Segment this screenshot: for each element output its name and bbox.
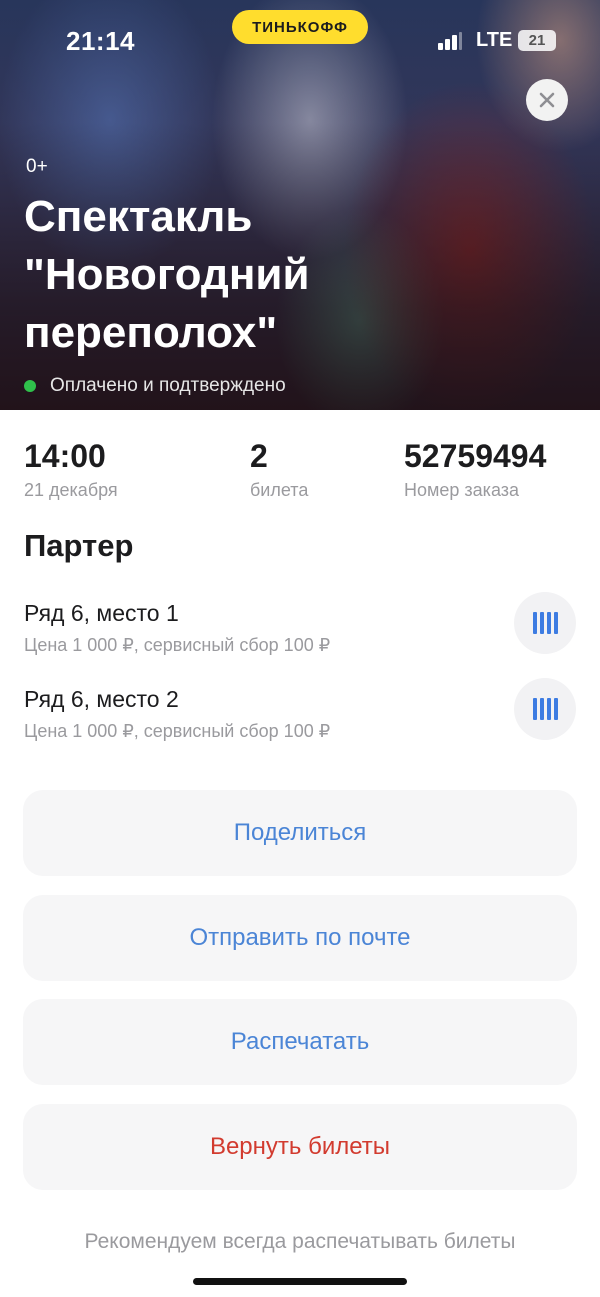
network-type: LTE [476,29,513,51]
order-number: 52759494 [404,438,547,474]
close-button[interactable] [526,79,568,121]
ticket-count: 2 [250,438,268,474]
status-bar: 21:14 ТИНЬКОФФ LTE 21 [0,0,600,80]
close-icon [539,92,555,108]
stat-order: 52759494 Номер заказа [404,436,546,501]
stat-time: 14:00 21 декабря [24,436,118,501]
payment-status-text: Оплачено и подтверждено [50,375,286,396]
seat-row: Ряд 6, место 2 Цена 1 000 ₽, сервисный с… [0,678,600,756]
battery-level: 21 [528,32,546,49]
ticket-count-label: билета [250,480,309,500]
seat-name: Ряд 6, место 2 [24,686,179,712]
event-date: 21 декабря [24,480,118,500]
print-button[interactable]: Распечатать [23,999,577,1085]
home-indicator[interactable] [193,1278,407,1285]
event-title: Спектакль "Новогодний переполох" [24,192,310,357]
seat-price: Цена 1 000 ₽, сервисный сбор 100 ₽ [24,635,331,655]
show-barcode-button[interactable] [514,678,576,740]
signal-bars-icon [438,32,462,50]
seating-section-title: Партер [24,528,134,563]
order-number-label: Номер заказа [404,480,520,500]
age-rating: 0+ [26,156,48,177]
print-recommendation: Рекомендуем всегда распечатывать билеты [84,1230,516,1253]
stat-tickets: 2 билета [250,436,308,501]
barcode-icon [532,612,537,634]
status-time: 21:14 [66,26,135,56]
show-barcode-button[interactable] [514,592,576,654]
event-time: 14:00 [24,438,106,474]
share-button[interactable]: Поделиться [23,790,577,876]
order-summary: 14:00 21 декабря 2 билета 52759494 Номер… [0,436,600,506]
seat-row: Ряд 6, место 1 Цена 1 000 ₽, сервисный с… [0,592,600,670]
brand-badge: ТИНЬКОФФ [232,10,368,44]
send-email-button[interactable]: Отправить по почте [23,895,577,981]
status-dot-icon [24,380,36,392]
battery-icon: 21 [518,30,556,51]
refund-tickets-button[interactable]: Вернуть билеты [23,1104,577,1190]
barcode-icon [532,698,537,720]
seat-price: Цена 1 000 ₽, сервисный сбор 100 ₽ [24,721,331,741]
payment-status: Оплачено и подтверждено [24,374,286,398]
seat-name: Ряд 6, место 1 [24,600,179,626]
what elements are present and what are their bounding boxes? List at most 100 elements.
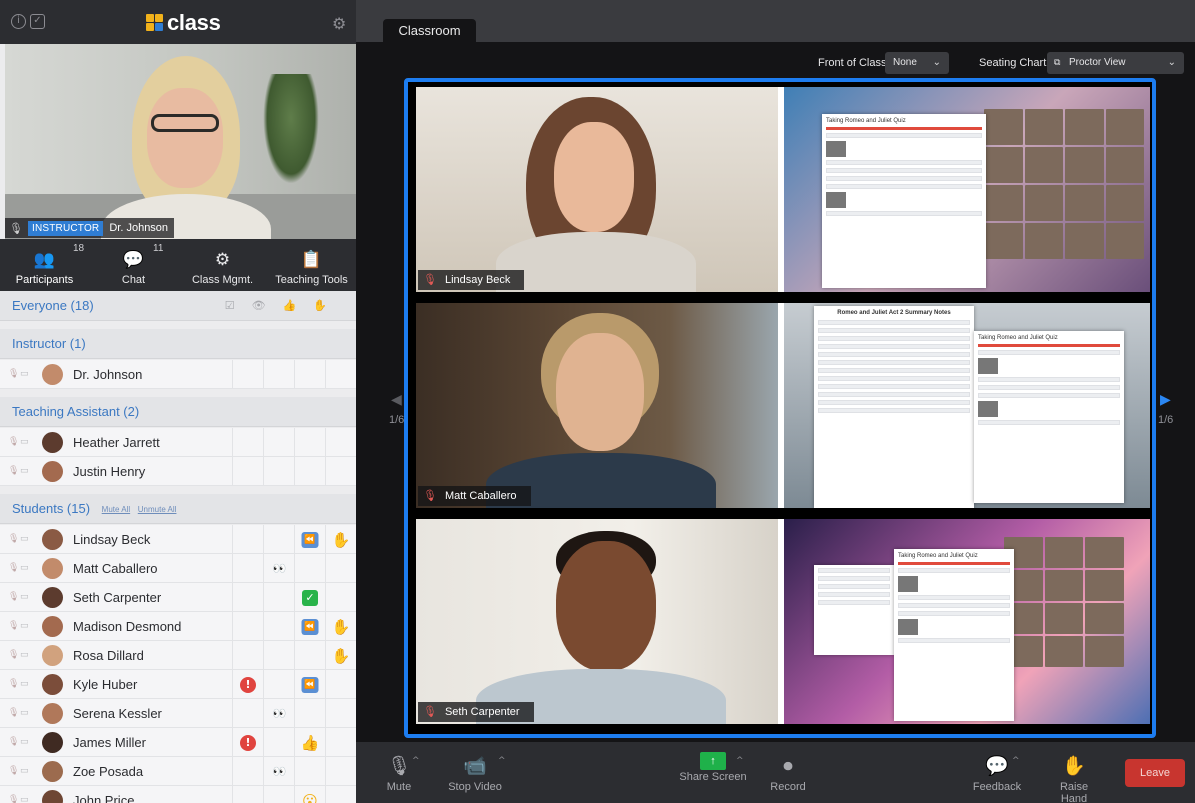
- instructor-name: Dr. Johnson: [109, 222, 169, 234]
- video-off-icon[interactable]: ▭: [20, 369, 29, 379]
- muted-microphone-icon[interactable]: 🎙: [8, 592, 19, 602]
- tab-label: Participants: [15, 274, 74, 286]
- student-screen: Taking Romeo and Juliet Quiz: [784, 87, 1150, 292]
- tab-participants[interactable]: 👥 18 Participants: [0, 239, 89, 291]
- muted-microphone-icon[interactable]: 🎙: [8, 737, 19, 747]
- front-of-class-dropdown[interactable]: None ⌄: [885, 52, 949, 74]
- video-off-icon[interactable]: ▭: [20, 650, 29, 660]
- avatar: [42, 558, 63, 579]
- meeting-toolbar: 🎙 Mute ^ 📹 Stop Video ^ ↑ Share Screen ^…: [356, 742, 1195, 803]
- video-off-icon[interactable]: ▭: [20, 534, 29, 544]
- video-off-icon[interactable]: ▭: [20, 795, 29, 803]
- instructor-section-header: Instructor (1): [0, 329, 356, 359]
- seating-chart-label: Seating Chart:: [979, 57, 1050, 69]
- everyone-action-icons[interactable]: ☑👁👍✋: [225, 291, 344, 321]
- next-page-arrow-icon[interactable]: ▶: [1160, 392, 1171, 408]
- muted-microphone-icon[interactable]: 🎙: [8, 466, 19, 476]
- video-off-icon[interactable]: ▭: [20, 679, 29, 689]
- record-button[interactable]: ⏺ Record: [768, 742, 808, 803]
- chevron-up-icon[interactable]: ^: [736, 756, 744, 766]
- participant-name: Matt Caballero: [73, 561, 158, 576]
- student-name: Seth Carpenter: [444, 706, 520, 718]
- participant-row[interactable]: 🎙 ▭ Dr. Johnson: [0, 360, 356, 389]
- raise-hand-button[interactable]: ✋ Raise Hand: [1046, 742, 1102, 803]
- video-off-icon[interactable]: ▭: [20, 563, 29, 573]
- participant-row[interactable]: 🎙 ▭ Justin Henry: [0, 457, 356, 486]
- status-columns: 👀: [232, 699, 356, 728]
- tab-classroom[interactable]: Classroom: [383, 19, 476, 42]
- proctor-tile[interactable]: 🎙 Lindsay Beck Taking Romeo and Juliet Q…: [416, 87, 1150, 292]
- video-off-icon[interactable]: ▭: [20, 592, 29, 602]
- stop-video-button[interactable]: 📹 Stop Video ^: [446, 742, 506, 803]
- student-video: 🎙 Matt Caballero: [416, 303, 778, 508]
- participant-row[interactable]: 🎙 ▭ Matt Caballero 👀: [0, 554, 356, 583]
- video-off-icon[interactable]: ▭: [20, 708, 29, 718]
- muted-microphone-icon: 🎙: [423, 489, 437, 502]
- status-columns: 👀: [232, 757, 356, 786]
- info-icon[interactable]: i: [11, 14, 26, 29]
- previous-page-arrow-icon[interactable]: ◀: [391, 392, 402, 408]
- video-off-icon[interactable]: ▭: [20, 466, 29, 476]
- mute-all-link[interactable]: Mute All: [102, 505, 130, 514]
- muted-microphone-icon: 🎙: [423, 273, 437, 286]
- student-name-tag: 🎙 Matt Caballero: [418, 486, 531, 506]
- proctor-tile[interactable]: 🎙 Matt Caballero Romeo and Juliet Act 2 …: [416, 303, 1150, 508]
- muted-microphone-icon[interactable]: 🎙: [8, 708, 19, 718]
- avatar: [42, 587, 63, 608]
- front-of-class-value: None: [893, 57, 917, 68]
- unmute-all-link[interactable]: Unmute All: [138, 505, 177, 514]
- chevron-up-icon[interactable]: ^: [1012, 756, 1020, 766]
- feedback-button[interactable]: 💬 Feedback ^: [970, 742, 1024, 803]
- participant-row[interactable]: 🎙 ▭ Madison Desmond ⏪ ✋: [0, 612, 356, 641]
- tab-chat[interactable]: 💬 11 Chat: [89, 239, 178, 291]
- avatar: [42, 616, 63, 637]
- muted-microphone-icon[interactable]: 🎙: [8, 437, 19, 447]
- tab-class-management[interactable]: ⚙ Class Mgmt.: [178, 239, 267, 291]
- student-name: Lindsay Beck: [444, 274, 511, 286]
- muted-microphone-icon[interactable]: 🎙: [8, 650, 19, 660]
- participant-row[interactable]: 🎙 ▭ Kyle Huber! ⏪: [0, 670, 356, 699]
- muted-microphone-icon[interactable]: 🎙: [8, 369, 19, 379]
- proctor-tile[interactable]: 🎙 Seth Carpenter Taking Romeo and Juliet…: [416, 519, 1150, 724]
- participant-row[interactable]: 🎙 ▭ Seth Carpenter ✓: [0, 583, 356, 612]
- tab-teaching-tools[interactable]: 📋 Teaching Tools: [267, 239, 356, 291]
- muted-microphone-icon[interactable]: 🎙: [8, 679, 19, 689]
- participant-name: Justin Henry: [73, 464, 146, 479]
- muted-microphone-icon[interactable]: 🎙: [8, 563, 19, 573]
- record-icon: ⏺: [783, 755, 793, 777]
- avatar: [42, 790, 63, 803]
- leave-button[interactable]: Leave: [1125, 759, 1185, 787]
- chat-icon: 💬: [122, 250, 145, 270]
- muted-microphone-icon[interactable]: 🎙: [8, 795, 19, 803]
- chevron-up-icon[interactable]: ^: [412, 756, 420, 766]
- microphone-icon: 🎙: [9, 221, 23, 235]
- participant-row[interactable]: 🎙 ▭ John Price 😮: [0, 786, 356, 803]
- settings-gear-icon[interactable]: ⚙: [332, 14, 346, 33]
- everyone-header[interactable]: Everyone (18) ☑👁👍✋: [0, 291, 356, 321]
- main-tabstrip: Classroom: [356, 0, 1195, 42]
- participant-row[interactable]: 🎙 ▭ Serena Kessler 👀: [0, 699, 356, 728]
- status-columns: ✓: [232, 583, 356, 612]
- student-name: Matt Caballero: [444, 490, 517, 502]
- shield-icon[interactable]: ✓: [30, 14, 45, 29]
- muted-microphone-icon[interactable]: 🎙: [8, 766, 19, 776]
- participant-row[interactable]: 🎙 ▭ Rosa Dillard ✋: [0, 641, 356, 670]
- share-screen-label: Share Screen: [679, 771, 747, 783]
- video-off-icon[interactable]: ▭: [20, 621, 29, 631]
- seating-chart-dropdown[interactable]: ⧉ Proctor View ⌄: [1047, 52, 1184, 74]
- chevron-up-icon[interactable]: ^: [498, 756, 506, 766]
- muted-microphone-icon[interactable]: 🎙: [8, 621, 19, 631]
- participant-row[interactable]: 🎙 ▭ Zoe Posada 👀: [0, 757, 356, 786]
- muted-microphone-icon[interactable]: 🎙: [8, 534, 19, 544]
- feedback-label: Feedback: [972, 781, 1022, 793]
- video-off-icon[interactable]: ▭: [20, 737, 29, 747]
- share-screen-button[interactable]: ↑ Share Screen ^: [678, 742, 748, 803]
- participant-row[interactable]: 🎙 ▭ Heather Jarrett: [0, 428, 356, 457]
- video-off-icon[interactable]: ▭: [20, 437, 29, 447]
- participant-row[interactable]: 🎙 ▭ Lindsay Beck ⏪ ✋: [0, 525, 356, 554]
- video-off-icon[interactable]: ▭: [20, 766, 29, 776]
- mute-button[interactable]: 🎙 Mute ^: [382, 742, 420, 803]
- participant-row[interactable]: 🎙 ▭ James Miller! 👍: [0, 728, 356, 757]
- microphone-icon: 🎙: [386, 755, 412, 777]
- avatar: [42, 674, 63, 695]
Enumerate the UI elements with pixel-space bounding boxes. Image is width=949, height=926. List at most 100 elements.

....................

• **Task brief**: From the data above, copy out word for word the stretch from the line containing "- instructor-name: Dr." through the line containing "- student-name: Seth", including both of those lines.

• **Finished answer**:
- instructor-name: Dr. Johnson: [109, 222, 169, 234]
- video-off-icon[interactable]: ▭: [20, 369, 29, 379]
- muted-microphone-icon[interactable]: 🎙: [8, 592, 19, 602]
- tab-label: Participants: [15, 274, 74, 286]
- student-screen: Taking Romeo and Juliet Quiz: [784, 87, 1150, 292]
- tab-participants[interactable]: 👥 18 Participants: [0, 239, 89, 291]
- muted-microphone-icon[interactable]: 🎙: [8, 737, 19, 747]
- front-of-class-dropdown[interactable]: None ⌄: [885, 52, 949, 74]
- video-off-icon[interactable]: ▭: [20, 650, 29, 660]
- avatar: [42, 558, 63, 579]
- meeting-toolbar: 🎙 Mute ^ 📹 Stop Video ^ ↑ Share Screen ^…: [356, 742, 1195, 803]
- video-off-icon[interactable]: ▭: [20, 534, 29, 544]
- video-off-icon[interactable]: ▭: [20, 795, 29, 803]
- instructor-section-header: Instructor (1): [0, 329, 356, 359]
- seating-chart-label: Seating Chart:: [979, 57, 1050, 69]
- everyone-action-icons[interactable]: ☑👁👍✋: [225, 291, 344, 321]
- next-page-arrow-icon[interactable]: ▶: [1160, 392, 1171, 408]
- muted-microphone-icon[interactable]: 🎙: [8, 466, 19, 476]
- video-off-icon[interactable]: ▭: [20, 679, 29, 689]
- record-button[interactable]: ⏺ Record: [768, 742, 808, 803]
- chevron-up-icon[interactable]: ^: [736, 756, 744, 766]
- participant-name: Matt Caballero: [73, 561, 158, 576]
- student-name: Seth Carpenter: [444, 706, 520, 718]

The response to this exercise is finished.